▶ **Goal**
Reproduce the records that follow in full, excluding any picture they contain.

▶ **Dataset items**
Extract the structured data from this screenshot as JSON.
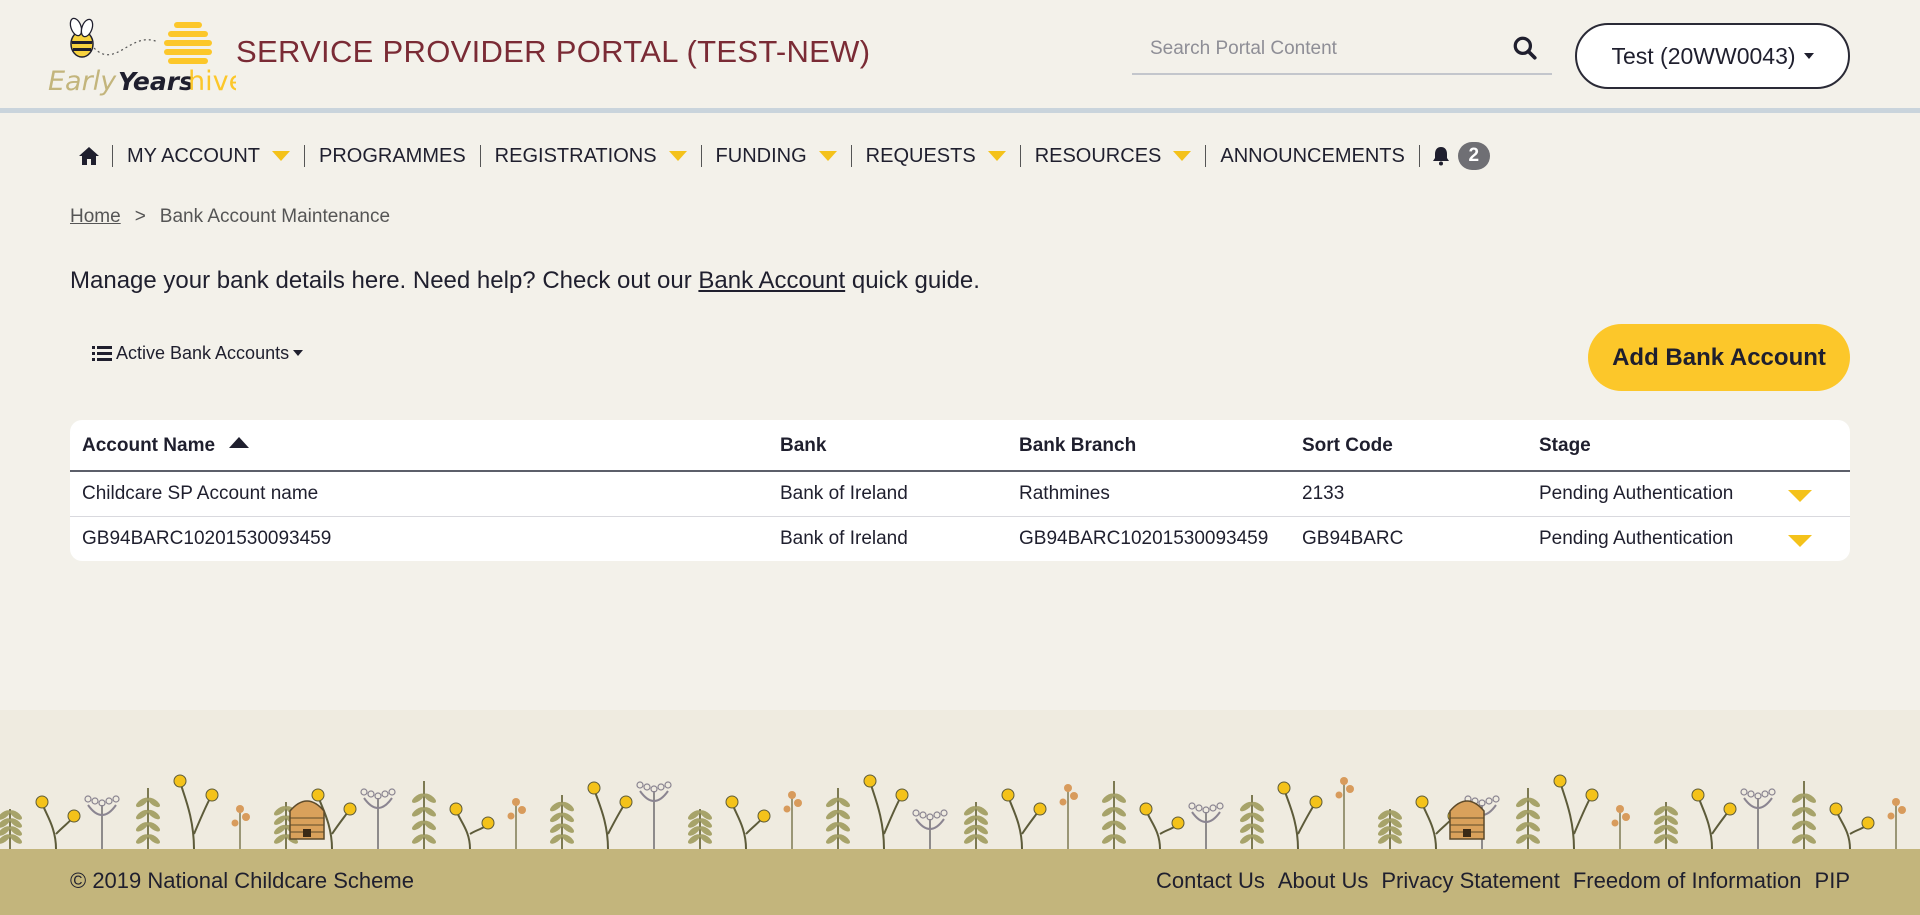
{
  "header": {
    "logo_text_early": "Early",
    "logo_text_years": "Years",
    "logo_text_hive": "hive",
    "portal_title": "SERVICE PROVIDER PORTAL (TEST-NEW)",
    "search_placeholder": "Search Portal Content",
    "account_label": "Test (20WW0043)"
  },
  "nav": {
    "items": [
      {
        "label": "MY ACCOUNT"
      },
      {
        "label": "PROGRAMMES"
      },
      {
        "label": "REGISTRATIONS"
      },
      {
        "label": "FUNDING"
      },
      {
        "label": "REQUESTS"
      },
      {
        "label": "RESOURCES"
      },
      {
        "label": "ANNOUNCEMENTS"
      }
    ],
    "notification_count": "2"
  },
  "breadcrumb": {
    "home": "Home",
    "separator": ">",
    "current": "Bank Account Maintenance"
  },
  "intro": {
    "before": "Manage your bank details here. Need help? Check out our ",
    "link": "Bank Account",
    "after": " quick guide."
  },
  "filter": {
    "label": "Active Bank Accounts"
  },
  "add_button": {
    "label": "Add Bank Account"
  },
  "table": {
    "columns": [
      "Account Name",
      "Bank",
      "Bank Branch",
      "Sort Code",
      "Stage"
    ],
    "rows": [
      [
        "Childcare SP Account name",
        "Bank of Ireland",
        "Rathmines",
        "2133",
        "Pending Authentication"
      ],
      [
        "GB94BARC10201530093459",
        "Bank of Ireland",
        "GB94BARC10201530093459",
        "GB94BARC",
        "Pending Authentication"
      ]
    ]
  },
  "footer": {
    "copyright": "© 2019 National Childcare Scheme",
    "links": [
      "Contact Us",
      "About Us",
      "Privacy Statement",
      "Freedom of Information",
      "PIP"
    ]
  },
  "colors": {
    "accent_yellow": "#fcc72a",
    "title_maroon": "#7a2b35",
    "footer_gold": "#c3b57c",
    "page_bg": "#f3f1ea"
  }
}
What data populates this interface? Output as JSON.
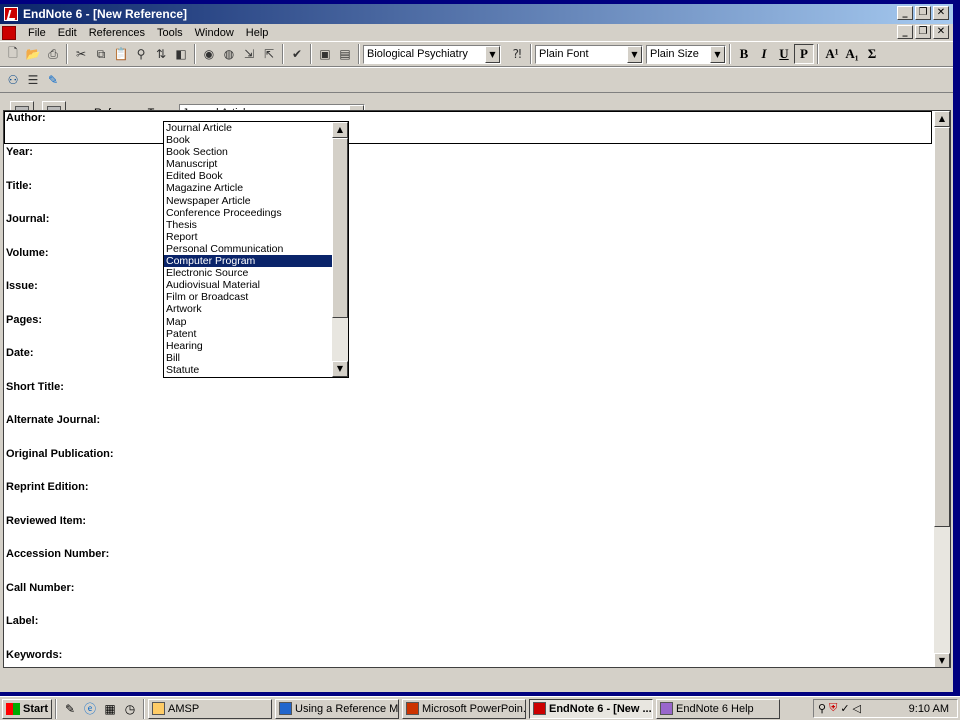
{
  "window": {
    "title": "EndNote 6 - [New Reference]",
    "min": "_",
    "max": "❐",
    "close": "✕"
  },
  "menu": [
    "File",
    "Edit",
    "References",
    "Tools",
    "Window",
    "Help"
  ],
  "toolbar": {
    "style_value": "Biological Psychiatry",
    "font_value": "Plain Font",
    "size_value": "Plain Size",
    "bold": "B",
    "italic": "I",
    "underline": "U",
    "plain": "P",
    "superscript": "A¹",
    "subscript": "A₁",
    "symbol": "Σ"
  },
  "reference": {
    "type_label": "Reference Type:",
    "type_value": "Journal Article"
  },
  "fields": [
    "Author:",
    "Year:",
    "Title:",
    "Journal:",
    "Volume:",
    "Issue:",
    "Pages:",
    "Date:",
    "Short Title:",
    "Alternate Journal:",
    "Original Publication:",
    "Reprint Edition:",
    "Reviewed Item:",
    "Accession Number:",
    "Call Number:",
    "Label:",
    "Keywords:"
  ],
  "dropdown": {
    "items": [
      "Journal Article",
      "Book",
      "Book Section",
      "Manuscript",
      "Edited Book",
      "Magazine Article",
      "Newspaper Article",
      "Conference Proceedings",
      "Thesis",
      "Report",
      "Personal Communication",
      "Computer Program",
      "Electronic Source",
      "Audiovisual Material",
      "Film or Broadcast",
      "Artwork",
      "Map",
      "Patent",
      "Hearing",
      "Bill",
      "Statute"
    ],
    "selected": "Computer Program"
  },
  "taskbar": {
    "start": "Start",
    "tasks": [
      "AMSP",
      "Using a Reference M...",
      "Microsoft PowerPoin...",
      "EndNote 6 - [New ...",
      "EndNote 6 Help"
    ],
    "active_task": "EndNote 6 - [New ...",
    "clock": "9:10 AM"
  },
  "colors": {
    "desktop": "#000080",
    "titlebar": "#0a246a",
    "selection": "#0a246a",
    "face": "#d4d0c8"
  }
}
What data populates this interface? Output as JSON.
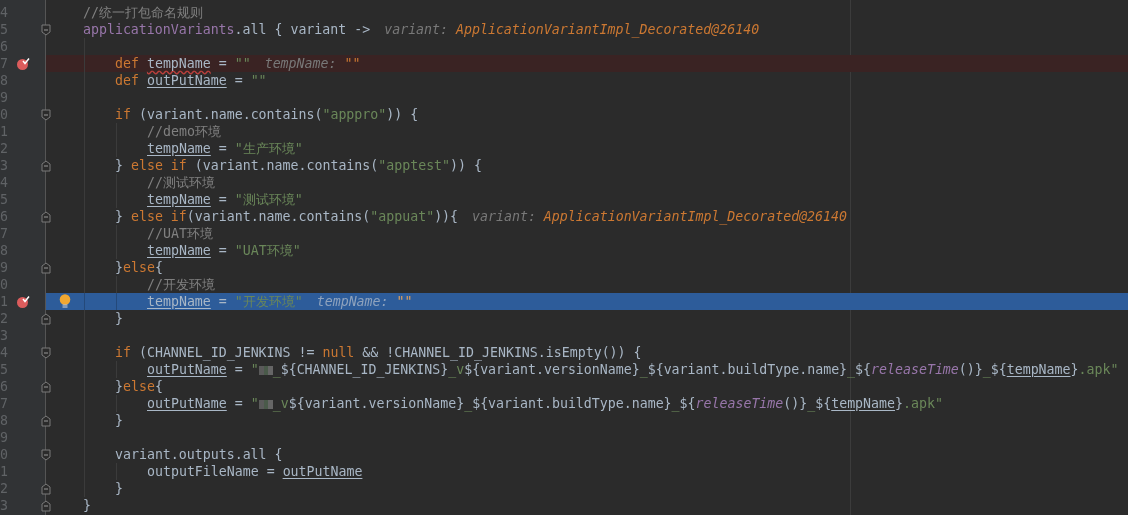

▶ **Response below**
Extract the structured data from this screenshot as JSON.
{
  "header": {
    "logo_text_early": "Early",
    "logo_text_years": "Years",
    "logo_text_hive": "hive",
    "portal_title": "SERVICE PROVIDER PORTAL (TEST-NEW)",
    "search_placeholder": "Search Portal Content",
    "account_label": "Test (20WW0043)"
  },
  "nav": {
    "items": [
      {
        "label": "MY ACCOUNT"
      },
      {
        "label": "PROGRAMMES"
      },
      {
        "label": "REGISTRATIONS"
      },
      {
        "label": "FUNDING"
      },
      {
        "label": "REQUESTS"
      },
      {
        "label": "RESOURCES"
      },
      {
        "label": "ANNOUNCEMENTS"
      }
    ],
    "notification_count": "2"
  },
  "breadcrumb": {
    "home": "Home",
    "separator": ">",
    "current": "Bank Account Maintenance"
  },
  "intro": {
    "before": "Manage your bank details here. Need help? Check out our ",
    "link": "Bank Account",
    "after": " quick guide."
  },
  "filter": {
    "label": "Active Bank Accounts"
  },
  "add_button": {
    "label": "Add Bank Account"
  },
  "table": {
    "columns": [
      "Account Name",
      "Bank",
      "Bank Branch",
      "Sort Code",
      "Stage"
    ],
    "rows": [
      [
        "Childcare SP Account name",
        "Bank of Ireland",
        "Rathmines",
        "2133",
        "Pending Authentication"
      ],
      [
        "GB94BARC10201530093459",
        "Bank of Ireland",
        "GB94BARC10201530093459",
        "GB94BARC",
        "Pending Authentication"
      ]
    ]
  },
  "footer": {
    "copyright": "© 2019 National Childcare Scheme",
    "links": [
      "Contact Us",
      "About Us",
      "Privacy Statement",
      "Freedom of Information",
      "PIP"
    ]
  },
  "colors": {
    "accent_yellow": "#fcc72a",
    "title_maroon": "#7a2b35",
    "footer_gold": "#c3b57c",
    "page_bg": "#f3f1ea"
  }
}
What data populates this interface? Output as JSON.
{
  "window": {
    "title": "EndNote 6 - [New Reference]",
    "min": "_",
    "max": "❐",
    "close": "✕"
  },
  "menu": [
    "File",
    "Edit",
    "References",
    "Tools",
    "Window",
    "Help"
  ],
  "toolbar": {
    "style_value": "Biological Psychiatry",
    "font_value": "Plain Font",
    "size_value": "Plain Size",
    "bold": "B",
    "italic": "I",
    "underline": "U",
    "plain": "P",
    "superscript": "A¹",
    "subscript": "A₁",
    "symbol": "Σ"
  },
  "reference": {
    "type_label": "Reference Type:",
    "type_value": "Journal Article"
  },
  "fields": [
    "Author:",
    "Year:",
    "Title:",
    "Journal:",
    "Volume:",
    "Issue:",
    "Pages:",
    "Date:",
    "Short Title:",
    "Alternate Journal:",
    "Original Publication:",
    "Reprint Edition:",
    "Reviewed Item:",
    "Accession Number:",
    "Call Number:",
    "Label:",
    "Keywords:"
  ],
  "dropdown": {
    "items": [
      "Journal Article",
      "Book",
      "Book Section",
      "Manuscript",
      "Edited Book",
      "Magazine Article",
      "Newspaper Article",
      "Conference Proceedings",
      "Thesis",
      "Report",
      "Personal Communication",
      "Computer Program",
      "Electronic Source",
      "Audiovisual Material",
      "Film or Broadcast",
      "Artwork",
      "Map",
      "Patent",
      "Hearing",
      "Bill",
      "Statute"
    ],
    "selected": "Computer Program"
  },
  "taskbar": {
    "start": "Start",
    "tasks": [
      "AMSP",
      "Using a Reference M...",
      "Microsoft PowerPoin...",
      "EndNote 6 - [New ...",
      "EndNote 6 Help"
    ],
    "active_task": "EndNote 6 - [New ...",
    "clock": "9:10 AM"
  },
  "colors": {
    "desktop": "#000080",
    "titlebar": "#0a246a",
    "selection": "#0a246a",
    "face": "#d4d0c8"
  }
}
What data populates this interface? Output as JSON.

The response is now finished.